▸ Direction
Give back each entry unchanged, minus pictures.

▸ Listing
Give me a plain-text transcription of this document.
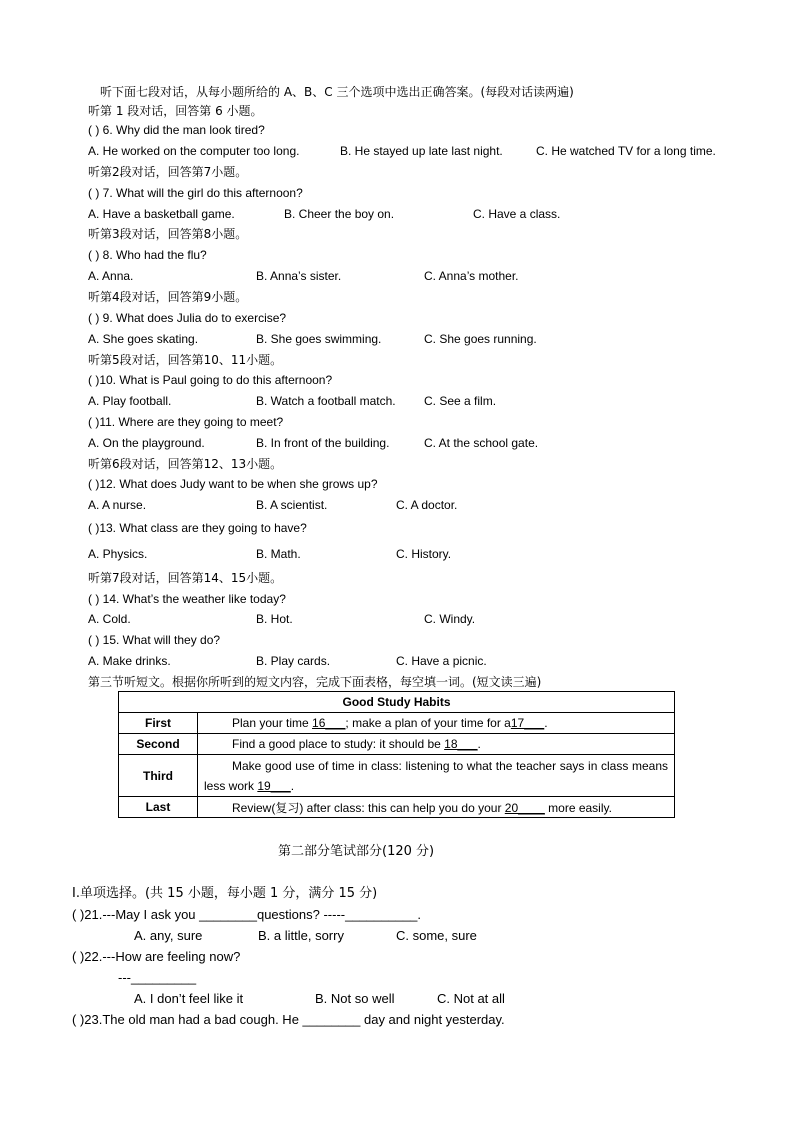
听下面七段对话，从每小题所给的 A、B、C 三个选项中选出正确答案。(每段对话读两遍)
听第 1 段对话，回答第 6 小题。
( ) 6. Why did the man look tired?
A. He worked on the computer too long.	B. He stayed up late last night.	C. He watched TV for a long time.
听第2段对话，回答第7小题。
( ) 7. What will the girl do this afternoon?
A. Have a basketball game.	B. Cheer the boy on.	C. Have a class.
听第3段对话，回答第8小题。
( ) 8. Who had the flu?
A. Anna.	B. Anna’s sister.	C. Anna’s mother.
听第4段对话，回答第9小题。
( ) 9. What does Julia do to exercise?
A. She goes skating.	B. She goes swimming.	C. She goes running.
听第5段对话，回答第10、11小题。
( )10. What is Paul going to do this afternoon?
A. Play football.	B. Watch a football match. C. See a film.
( )11. Where are they going to meet?
A. On the playground.	B. In front of the building.	C. At the school gate.
听第6段对话，回答第12、13小题。
( )12. What does Judy want to be when she grows up?
A. A nurse.	B. A scientist.	C. A doctor.
( )13. What class are they going to have?
A. Physics.	B. Math.	C. History.
听第7段对话，回答第14、15小题。
( ) 14. What’s the weather like today?
A. Cold.	B. Hot.	C. Windy.
( ) 15. What will they do?
A. Make drinks.	B. Play cards.	C. Have a picnic.
第三节听短文。根据你所听到的短文内容，完成下面表格，每空填一词。(短文读三遍)
Good Study Habits	
First	Plan your time 16___; make a plan of your time for a17___.
Second	Find a good place to study: it should be 18___.
Third	Make good use of time in class: listening to what the teacher says in class means less work 19___.
Last	Review(复习) after class: this can help you do your 20____ more easily.
第二部分笔试部分(120 分)
I.单项选择。(共 15 小题，每小题 1 分，满分 15 分)
( )21.---May I ask you ________questions? -----__________.
A. any, sure	B. a little, sorry	C. some, sure
( )22.---How are feeling now?
---_________
A. I don’t feel like it	B. Not so well	C. Not at all
( )23.The old man had a bad cough. He ________ day and night yesterday.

▸ Exercise response
Give me a plain-text transcription of this document.
听下面七段对话，从每小题所给的 A、B、C 三个选项中选出正确答案。(每段对话读两遍)
听第 1 段对话，回答第 6 小题。
( ) 6. Why did the man look tired?
A. He worked on the computer too long.	B. He stayed up late last night.	C. He watched TV for a long time.
听第2段对话，回答第7小题。
( ) 7. What will the girl do this afternoon?
A. Have a basketball game.	B. Cheer the boy on.	C. Have a class.
听第3段对话，回答第8小题。
( ) 8. Who had the flu?
A. Anna.	B. Anna’s sister.	C. Anna’s mother.
听第4段对话，回答第9小题。
( ) 9. What does Julia do to exercise?
A. She goes skating.	B. She goes swimming.	C. She goes running.
听第5段对话，回答第10、11小题。
( )10. What is Paul going to do this afternoon?
A. Play football.	B. Watch a football match. C. See a film.
( )11. Where are they going to meet?
A. On the playground.	B. In front of the building.	C. At the school gate.
听第6段对话，回答第12、13小题。
( )12. What does Judy want to be when she grows up?
A. A nurse.	B. A scientist.	C. A doctor.
( )13. What class are they going to have?
A. Physics.	B. Math.	C. History.
听第7段对话，回答第14、15小题。
( ) 14. What’s the weather like today?
A. Cold.	B. Hot.	C. Windy.
( ) 15. What will they do?
A. Make drinks.	B. Play cards.	C. Have a picnic.
第三节听短文。根据你所听到的短文内容，完成下面表格，每空填一词。(短文读三遍)
Good Study Habits	
First	Plan your time 16___; make a plan of your time for a17___.
Second	Find a good place to study: it should be 18___.
Third	Make good use of time in class: listening to what the teacher says in class means less work 19___.
Last	Review(复习) after class: this can help you do your 20____ more easily.
第二部分笔试部分(120 分)
I.单项选择。(共 15 小题，每小题 1 分，满分 15 分)
( )21.---May I ask you ________questions? -----__________.
A. any, sure	B. a little, sorry	C. some, sure
( )22.---How are feeling now?
---_________
A. I don’t feel like it	B. Not so well	C. Not at all
( )23.The old man had a bad cough. He ________ day and night yesterday.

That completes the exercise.